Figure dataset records
=-=-=-=-=

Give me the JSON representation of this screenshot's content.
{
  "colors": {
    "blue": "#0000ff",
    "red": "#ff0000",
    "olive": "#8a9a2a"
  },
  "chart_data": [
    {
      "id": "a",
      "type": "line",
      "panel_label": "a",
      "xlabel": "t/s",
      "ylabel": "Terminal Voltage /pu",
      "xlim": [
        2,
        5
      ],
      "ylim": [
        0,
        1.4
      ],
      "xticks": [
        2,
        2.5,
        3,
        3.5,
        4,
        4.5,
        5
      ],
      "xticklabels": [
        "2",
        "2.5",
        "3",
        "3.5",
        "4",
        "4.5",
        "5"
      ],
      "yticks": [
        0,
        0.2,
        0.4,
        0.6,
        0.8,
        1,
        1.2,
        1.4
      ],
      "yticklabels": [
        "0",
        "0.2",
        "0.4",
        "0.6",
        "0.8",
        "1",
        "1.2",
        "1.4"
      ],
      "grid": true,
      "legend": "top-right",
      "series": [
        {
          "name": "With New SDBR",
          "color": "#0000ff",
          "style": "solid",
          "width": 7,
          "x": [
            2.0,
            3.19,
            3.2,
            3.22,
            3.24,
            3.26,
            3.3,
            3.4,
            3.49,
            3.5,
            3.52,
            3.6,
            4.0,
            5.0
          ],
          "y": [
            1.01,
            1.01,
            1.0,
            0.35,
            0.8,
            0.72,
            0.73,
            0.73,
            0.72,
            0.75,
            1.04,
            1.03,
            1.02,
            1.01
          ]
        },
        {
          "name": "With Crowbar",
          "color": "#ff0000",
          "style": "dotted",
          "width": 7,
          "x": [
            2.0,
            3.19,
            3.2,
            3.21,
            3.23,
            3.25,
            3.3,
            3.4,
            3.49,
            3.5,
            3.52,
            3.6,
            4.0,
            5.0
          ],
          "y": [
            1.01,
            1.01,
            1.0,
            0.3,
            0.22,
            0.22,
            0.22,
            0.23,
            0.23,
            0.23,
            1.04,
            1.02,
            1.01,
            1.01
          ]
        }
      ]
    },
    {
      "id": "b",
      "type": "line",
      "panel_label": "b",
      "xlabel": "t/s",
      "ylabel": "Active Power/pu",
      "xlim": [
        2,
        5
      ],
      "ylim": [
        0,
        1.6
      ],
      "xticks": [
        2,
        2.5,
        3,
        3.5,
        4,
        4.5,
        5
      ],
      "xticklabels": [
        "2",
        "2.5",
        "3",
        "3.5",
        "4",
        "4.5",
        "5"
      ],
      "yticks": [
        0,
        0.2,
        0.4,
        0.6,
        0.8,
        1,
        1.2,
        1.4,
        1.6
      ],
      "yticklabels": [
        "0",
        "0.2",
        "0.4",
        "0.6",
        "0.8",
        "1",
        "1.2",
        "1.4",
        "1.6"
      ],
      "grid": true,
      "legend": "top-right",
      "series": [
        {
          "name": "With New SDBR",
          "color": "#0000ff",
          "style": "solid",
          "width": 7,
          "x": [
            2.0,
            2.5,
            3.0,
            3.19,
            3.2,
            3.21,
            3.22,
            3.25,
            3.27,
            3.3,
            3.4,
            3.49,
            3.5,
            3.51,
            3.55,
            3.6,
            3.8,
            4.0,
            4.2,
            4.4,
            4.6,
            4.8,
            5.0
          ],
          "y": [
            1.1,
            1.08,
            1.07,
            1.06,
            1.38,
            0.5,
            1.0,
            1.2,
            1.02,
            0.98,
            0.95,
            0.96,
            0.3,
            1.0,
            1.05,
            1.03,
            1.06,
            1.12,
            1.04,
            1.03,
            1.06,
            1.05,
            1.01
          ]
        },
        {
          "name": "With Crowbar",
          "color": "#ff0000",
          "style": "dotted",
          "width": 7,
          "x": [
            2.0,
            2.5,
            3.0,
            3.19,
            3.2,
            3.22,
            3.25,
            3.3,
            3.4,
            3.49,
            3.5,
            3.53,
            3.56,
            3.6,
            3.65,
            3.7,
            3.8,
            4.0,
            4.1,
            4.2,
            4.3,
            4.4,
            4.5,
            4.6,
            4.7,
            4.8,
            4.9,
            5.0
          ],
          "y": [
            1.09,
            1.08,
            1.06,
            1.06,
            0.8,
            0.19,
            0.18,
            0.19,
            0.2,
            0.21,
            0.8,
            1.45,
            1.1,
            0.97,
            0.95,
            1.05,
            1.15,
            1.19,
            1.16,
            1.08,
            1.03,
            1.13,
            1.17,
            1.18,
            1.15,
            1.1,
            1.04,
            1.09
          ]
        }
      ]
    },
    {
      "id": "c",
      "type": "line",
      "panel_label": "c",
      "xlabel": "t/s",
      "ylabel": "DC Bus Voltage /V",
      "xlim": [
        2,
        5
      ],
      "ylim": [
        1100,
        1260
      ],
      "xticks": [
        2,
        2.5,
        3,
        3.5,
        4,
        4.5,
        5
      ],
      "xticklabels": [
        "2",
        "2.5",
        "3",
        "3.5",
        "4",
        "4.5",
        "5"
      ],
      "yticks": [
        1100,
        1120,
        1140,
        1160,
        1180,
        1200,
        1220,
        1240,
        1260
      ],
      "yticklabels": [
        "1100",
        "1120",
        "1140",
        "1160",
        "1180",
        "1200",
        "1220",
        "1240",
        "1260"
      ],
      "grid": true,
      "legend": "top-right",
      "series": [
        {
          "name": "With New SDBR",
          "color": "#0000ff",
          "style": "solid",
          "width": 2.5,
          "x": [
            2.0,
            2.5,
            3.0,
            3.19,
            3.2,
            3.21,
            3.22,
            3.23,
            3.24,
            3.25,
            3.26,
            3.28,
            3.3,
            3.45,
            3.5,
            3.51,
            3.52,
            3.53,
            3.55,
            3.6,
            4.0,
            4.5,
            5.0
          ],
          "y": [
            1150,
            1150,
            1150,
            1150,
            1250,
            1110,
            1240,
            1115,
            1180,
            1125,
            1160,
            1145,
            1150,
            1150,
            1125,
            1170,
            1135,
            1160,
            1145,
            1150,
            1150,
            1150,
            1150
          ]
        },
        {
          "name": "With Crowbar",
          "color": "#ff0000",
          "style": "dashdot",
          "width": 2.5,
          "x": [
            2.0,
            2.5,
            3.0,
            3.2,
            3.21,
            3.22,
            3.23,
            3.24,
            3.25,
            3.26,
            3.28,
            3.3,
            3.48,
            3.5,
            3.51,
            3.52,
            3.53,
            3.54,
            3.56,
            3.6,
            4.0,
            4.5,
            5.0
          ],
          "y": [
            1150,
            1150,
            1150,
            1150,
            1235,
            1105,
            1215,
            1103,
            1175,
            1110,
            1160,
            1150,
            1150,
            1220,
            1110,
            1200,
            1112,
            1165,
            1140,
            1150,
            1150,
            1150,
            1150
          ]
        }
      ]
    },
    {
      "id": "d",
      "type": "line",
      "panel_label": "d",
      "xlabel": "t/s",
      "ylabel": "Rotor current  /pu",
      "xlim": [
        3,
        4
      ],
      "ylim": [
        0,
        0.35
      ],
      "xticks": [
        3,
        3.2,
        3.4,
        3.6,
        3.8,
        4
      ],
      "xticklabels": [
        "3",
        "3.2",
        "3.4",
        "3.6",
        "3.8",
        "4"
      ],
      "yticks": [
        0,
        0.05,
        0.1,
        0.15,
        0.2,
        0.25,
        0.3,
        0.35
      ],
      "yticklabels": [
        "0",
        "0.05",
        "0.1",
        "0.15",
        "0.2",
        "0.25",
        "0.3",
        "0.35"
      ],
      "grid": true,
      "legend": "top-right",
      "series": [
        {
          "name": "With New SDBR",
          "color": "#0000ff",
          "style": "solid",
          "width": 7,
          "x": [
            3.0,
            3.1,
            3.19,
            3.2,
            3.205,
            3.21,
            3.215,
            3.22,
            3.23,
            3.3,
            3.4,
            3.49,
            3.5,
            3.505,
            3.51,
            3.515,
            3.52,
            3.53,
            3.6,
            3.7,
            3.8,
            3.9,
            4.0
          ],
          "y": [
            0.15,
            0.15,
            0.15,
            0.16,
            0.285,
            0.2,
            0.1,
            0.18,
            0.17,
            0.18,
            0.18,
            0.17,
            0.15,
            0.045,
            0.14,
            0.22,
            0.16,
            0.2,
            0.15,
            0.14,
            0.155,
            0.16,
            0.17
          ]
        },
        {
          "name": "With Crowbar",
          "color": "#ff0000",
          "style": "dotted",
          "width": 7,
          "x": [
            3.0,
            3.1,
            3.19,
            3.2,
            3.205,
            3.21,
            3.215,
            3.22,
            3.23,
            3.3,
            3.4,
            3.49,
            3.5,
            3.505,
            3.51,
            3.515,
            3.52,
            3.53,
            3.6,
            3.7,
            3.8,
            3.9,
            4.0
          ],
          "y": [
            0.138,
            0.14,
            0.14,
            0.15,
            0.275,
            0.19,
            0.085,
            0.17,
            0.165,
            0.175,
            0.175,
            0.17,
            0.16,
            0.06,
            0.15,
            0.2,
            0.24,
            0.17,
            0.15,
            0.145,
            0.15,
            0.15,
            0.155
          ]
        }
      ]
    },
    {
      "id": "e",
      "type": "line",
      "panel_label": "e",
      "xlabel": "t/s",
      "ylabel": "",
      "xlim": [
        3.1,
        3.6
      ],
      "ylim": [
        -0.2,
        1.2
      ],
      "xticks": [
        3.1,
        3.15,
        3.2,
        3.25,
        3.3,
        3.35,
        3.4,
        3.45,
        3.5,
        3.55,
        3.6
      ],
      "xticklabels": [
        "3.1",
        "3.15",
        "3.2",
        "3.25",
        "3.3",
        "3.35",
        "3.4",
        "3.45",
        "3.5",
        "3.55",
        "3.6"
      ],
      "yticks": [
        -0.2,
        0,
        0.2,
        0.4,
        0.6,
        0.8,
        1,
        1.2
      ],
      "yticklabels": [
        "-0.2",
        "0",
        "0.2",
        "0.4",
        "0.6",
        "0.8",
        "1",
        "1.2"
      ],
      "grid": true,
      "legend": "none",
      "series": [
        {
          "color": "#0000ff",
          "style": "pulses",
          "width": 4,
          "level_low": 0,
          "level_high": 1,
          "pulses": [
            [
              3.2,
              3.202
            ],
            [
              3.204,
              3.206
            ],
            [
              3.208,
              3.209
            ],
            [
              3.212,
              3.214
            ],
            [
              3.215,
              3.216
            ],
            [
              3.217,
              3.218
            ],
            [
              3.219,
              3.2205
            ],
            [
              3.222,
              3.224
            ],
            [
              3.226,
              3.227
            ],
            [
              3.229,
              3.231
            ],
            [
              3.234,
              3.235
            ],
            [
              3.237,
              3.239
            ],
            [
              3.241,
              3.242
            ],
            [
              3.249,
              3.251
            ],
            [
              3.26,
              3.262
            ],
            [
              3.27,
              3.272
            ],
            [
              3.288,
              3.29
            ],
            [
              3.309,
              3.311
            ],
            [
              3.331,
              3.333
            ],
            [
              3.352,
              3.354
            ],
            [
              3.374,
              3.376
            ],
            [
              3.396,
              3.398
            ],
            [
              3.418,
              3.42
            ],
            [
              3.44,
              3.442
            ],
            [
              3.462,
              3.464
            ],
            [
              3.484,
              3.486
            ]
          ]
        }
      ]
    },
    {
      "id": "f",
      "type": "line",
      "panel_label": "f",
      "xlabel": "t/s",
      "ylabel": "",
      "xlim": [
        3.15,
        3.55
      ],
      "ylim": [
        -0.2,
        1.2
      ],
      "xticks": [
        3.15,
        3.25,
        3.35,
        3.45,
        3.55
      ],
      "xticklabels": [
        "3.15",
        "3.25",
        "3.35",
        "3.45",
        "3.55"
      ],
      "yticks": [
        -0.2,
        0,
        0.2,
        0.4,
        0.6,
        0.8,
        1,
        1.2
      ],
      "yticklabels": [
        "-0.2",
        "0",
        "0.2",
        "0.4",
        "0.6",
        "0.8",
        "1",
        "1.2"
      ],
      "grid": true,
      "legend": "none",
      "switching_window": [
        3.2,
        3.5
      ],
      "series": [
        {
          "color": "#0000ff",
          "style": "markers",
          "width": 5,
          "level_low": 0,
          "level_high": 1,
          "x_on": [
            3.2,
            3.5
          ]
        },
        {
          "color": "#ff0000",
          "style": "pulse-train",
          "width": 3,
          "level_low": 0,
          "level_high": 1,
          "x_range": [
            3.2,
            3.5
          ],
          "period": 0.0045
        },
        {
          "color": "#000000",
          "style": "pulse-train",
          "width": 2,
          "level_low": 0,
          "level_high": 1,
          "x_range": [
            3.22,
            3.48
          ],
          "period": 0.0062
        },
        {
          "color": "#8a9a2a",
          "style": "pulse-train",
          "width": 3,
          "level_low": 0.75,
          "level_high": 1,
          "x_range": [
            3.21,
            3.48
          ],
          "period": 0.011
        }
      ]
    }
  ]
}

=-=-=-=-=

In the entries above, find each line with the word "period" and show it.

          "period": 0.0045
          "period": 0.0062
          "period": 0.011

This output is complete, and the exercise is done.